[start of INPUT DATA]

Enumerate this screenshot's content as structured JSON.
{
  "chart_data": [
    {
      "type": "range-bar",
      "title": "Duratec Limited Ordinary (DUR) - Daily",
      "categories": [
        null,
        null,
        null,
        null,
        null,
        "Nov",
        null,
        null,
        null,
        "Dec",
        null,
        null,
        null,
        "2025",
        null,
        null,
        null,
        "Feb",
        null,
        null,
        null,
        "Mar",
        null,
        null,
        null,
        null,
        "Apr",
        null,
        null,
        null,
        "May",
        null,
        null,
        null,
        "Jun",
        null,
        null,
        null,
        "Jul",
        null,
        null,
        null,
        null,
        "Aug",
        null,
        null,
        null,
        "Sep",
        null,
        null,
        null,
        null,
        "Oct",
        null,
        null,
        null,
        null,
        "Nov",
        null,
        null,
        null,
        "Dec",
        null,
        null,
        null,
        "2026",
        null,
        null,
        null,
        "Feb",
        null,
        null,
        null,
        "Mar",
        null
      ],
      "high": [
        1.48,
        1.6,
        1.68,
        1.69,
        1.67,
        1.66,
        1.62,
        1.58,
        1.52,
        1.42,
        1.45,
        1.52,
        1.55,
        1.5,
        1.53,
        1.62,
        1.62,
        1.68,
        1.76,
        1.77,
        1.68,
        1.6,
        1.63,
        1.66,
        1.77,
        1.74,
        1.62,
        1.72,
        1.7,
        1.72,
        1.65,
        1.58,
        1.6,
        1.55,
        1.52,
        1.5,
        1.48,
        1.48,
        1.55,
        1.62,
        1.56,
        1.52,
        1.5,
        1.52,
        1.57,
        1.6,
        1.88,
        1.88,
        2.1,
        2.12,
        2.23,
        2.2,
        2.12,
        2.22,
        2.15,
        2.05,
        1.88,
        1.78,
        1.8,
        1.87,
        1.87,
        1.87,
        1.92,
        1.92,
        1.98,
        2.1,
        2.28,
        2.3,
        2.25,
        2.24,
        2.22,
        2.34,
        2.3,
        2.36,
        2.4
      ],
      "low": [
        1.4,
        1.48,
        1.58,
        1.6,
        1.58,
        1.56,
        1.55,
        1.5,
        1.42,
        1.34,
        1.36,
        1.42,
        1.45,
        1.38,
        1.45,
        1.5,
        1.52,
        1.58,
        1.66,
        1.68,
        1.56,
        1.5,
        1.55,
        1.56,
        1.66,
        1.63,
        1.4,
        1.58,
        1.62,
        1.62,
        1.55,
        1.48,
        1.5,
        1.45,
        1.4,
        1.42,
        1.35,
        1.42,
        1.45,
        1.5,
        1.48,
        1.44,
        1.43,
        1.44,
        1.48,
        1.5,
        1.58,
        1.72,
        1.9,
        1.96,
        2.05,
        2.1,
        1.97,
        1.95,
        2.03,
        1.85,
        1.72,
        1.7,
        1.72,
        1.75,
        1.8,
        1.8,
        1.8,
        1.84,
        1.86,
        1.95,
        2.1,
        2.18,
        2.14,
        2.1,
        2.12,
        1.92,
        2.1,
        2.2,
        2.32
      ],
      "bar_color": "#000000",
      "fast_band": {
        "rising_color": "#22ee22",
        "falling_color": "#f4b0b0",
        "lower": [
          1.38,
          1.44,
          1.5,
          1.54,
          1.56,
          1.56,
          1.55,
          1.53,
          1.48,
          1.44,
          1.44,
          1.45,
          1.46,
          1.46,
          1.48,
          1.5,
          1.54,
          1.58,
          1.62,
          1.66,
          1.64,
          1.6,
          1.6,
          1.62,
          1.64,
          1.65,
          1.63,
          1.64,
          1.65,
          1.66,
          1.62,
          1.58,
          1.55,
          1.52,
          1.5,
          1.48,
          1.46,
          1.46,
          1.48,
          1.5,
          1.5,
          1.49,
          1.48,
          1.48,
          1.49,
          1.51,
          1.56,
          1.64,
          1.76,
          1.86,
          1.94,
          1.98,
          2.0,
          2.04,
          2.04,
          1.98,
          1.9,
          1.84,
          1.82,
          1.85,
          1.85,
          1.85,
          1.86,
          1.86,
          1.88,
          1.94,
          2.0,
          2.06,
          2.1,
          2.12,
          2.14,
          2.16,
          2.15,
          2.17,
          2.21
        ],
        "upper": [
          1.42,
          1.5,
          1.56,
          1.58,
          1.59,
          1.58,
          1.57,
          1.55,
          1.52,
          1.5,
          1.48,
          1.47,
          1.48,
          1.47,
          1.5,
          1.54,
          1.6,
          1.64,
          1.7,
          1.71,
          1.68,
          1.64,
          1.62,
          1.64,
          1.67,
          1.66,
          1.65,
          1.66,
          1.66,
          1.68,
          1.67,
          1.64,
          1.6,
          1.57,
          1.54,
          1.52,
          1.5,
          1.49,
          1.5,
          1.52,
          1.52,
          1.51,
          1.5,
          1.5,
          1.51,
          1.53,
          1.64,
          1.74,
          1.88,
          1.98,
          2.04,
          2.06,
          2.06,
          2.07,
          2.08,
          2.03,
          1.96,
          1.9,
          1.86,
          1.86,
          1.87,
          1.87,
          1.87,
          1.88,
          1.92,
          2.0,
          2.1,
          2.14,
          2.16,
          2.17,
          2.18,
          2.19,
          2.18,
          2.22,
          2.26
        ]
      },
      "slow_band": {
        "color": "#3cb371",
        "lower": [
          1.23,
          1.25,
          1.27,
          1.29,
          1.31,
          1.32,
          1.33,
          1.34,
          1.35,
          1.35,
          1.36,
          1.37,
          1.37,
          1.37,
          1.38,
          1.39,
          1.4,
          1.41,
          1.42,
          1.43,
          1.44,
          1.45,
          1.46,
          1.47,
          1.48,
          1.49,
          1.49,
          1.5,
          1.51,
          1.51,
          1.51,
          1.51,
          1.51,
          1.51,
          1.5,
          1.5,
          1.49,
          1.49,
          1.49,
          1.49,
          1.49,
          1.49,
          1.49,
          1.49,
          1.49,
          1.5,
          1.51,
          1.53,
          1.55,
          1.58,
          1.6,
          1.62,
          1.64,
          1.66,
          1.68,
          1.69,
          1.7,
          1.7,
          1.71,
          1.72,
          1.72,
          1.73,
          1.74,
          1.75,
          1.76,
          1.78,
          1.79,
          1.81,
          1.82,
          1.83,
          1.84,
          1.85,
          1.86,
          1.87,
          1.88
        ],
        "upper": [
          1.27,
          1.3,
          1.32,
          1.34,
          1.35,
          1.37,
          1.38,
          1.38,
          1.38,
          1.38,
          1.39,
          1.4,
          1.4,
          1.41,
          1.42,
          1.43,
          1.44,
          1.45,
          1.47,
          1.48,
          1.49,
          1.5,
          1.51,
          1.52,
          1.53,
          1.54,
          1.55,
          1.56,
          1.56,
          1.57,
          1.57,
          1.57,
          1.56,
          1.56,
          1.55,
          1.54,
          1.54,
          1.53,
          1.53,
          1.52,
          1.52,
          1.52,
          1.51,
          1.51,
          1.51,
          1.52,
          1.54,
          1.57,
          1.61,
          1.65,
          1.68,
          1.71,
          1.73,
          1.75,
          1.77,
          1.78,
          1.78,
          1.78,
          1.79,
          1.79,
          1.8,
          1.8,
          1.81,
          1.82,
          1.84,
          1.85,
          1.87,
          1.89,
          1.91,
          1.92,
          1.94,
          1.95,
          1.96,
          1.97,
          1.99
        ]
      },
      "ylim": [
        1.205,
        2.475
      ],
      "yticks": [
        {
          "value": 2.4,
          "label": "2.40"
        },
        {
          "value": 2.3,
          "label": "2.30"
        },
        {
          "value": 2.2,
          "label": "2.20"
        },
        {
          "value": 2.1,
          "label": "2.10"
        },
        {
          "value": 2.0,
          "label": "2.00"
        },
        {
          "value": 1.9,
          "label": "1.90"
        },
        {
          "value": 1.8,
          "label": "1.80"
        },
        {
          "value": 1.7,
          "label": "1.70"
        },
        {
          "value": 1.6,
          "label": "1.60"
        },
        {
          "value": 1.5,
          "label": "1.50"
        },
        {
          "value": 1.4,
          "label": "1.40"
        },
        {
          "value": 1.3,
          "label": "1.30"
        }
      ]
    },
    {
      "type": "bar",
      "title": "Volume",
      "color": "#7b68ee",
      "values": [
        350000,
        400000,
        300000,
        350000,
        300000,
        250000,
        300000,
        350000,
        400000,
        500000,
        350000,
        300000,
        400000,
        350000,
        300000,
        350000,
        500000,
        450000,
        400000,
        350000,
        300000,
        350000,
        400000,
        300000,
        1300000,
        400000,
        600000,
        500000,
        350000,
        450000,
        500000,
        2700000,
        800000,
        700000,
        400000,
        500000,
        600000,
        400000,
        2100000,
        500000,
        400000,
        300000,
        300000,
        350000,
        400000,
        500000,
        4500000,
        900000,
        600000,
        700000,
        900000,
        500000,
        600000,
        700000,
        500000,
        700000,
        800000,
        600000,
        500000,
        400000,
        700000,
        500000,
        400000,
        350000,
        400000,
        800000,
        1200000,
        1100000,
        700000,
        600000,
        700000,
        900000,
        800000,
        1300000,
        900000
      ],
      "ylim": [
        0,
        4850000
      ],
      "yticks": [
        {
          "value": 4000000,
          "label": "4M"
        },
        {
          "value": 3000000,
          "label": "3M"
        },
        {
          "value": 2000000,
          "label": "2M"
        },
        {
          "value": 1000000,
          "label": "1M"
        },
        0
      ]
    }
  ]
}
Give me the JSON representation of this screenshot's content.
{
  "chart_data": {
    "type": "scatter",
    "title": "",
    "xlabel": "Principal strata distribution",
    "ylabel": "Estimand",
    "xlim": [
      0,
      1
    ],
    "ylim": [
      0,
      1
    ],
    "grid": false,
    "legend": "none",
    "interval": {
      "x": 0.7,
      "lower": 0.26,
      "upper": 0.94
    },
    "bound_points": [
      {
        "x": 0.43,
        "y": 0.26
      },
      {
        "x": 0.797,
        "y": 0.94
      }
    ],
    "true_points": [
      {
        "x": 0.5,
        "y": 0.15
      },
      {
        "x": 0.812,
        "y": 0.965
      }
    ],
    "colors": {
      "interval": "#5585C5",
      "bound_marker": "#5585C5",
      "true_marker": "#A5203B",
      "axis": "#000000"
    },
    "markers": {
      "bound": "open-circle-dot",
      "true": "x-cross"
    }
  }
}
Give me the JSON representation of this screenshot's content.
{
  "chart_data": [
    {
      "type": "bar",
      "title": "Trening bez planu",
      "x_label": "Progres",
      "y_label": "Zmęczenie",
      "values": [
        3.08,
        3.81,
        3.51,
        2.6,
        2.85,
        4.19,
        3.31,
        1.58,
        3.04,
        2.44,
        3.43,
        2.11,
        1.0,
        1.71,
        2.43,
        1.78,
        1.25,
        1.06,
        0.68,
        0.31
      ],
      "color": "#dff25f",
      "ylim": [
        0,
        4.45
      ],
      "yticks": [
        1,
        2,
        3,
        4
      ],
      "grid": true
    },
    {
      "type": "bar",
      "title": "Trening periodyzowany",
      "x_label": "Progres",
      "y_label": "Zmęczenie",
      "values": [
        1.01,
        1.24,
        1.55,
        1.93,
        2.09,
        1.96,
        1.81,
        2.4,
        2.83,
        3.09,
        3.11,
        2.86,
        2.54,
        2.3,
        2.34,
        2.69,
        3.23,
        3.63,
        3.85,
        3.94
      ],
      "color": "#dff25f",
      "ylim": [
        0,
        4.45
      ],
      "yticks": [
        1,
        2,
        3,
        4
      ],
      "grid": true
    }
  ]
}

[end of INPUT DATA]

● YOUR GOAL
Pick out and copy every line that contains the word "Trening".

● WRITTEN SOLUTION
      "title": "Trening bez planu",
      "title": "Trening periodyzowany",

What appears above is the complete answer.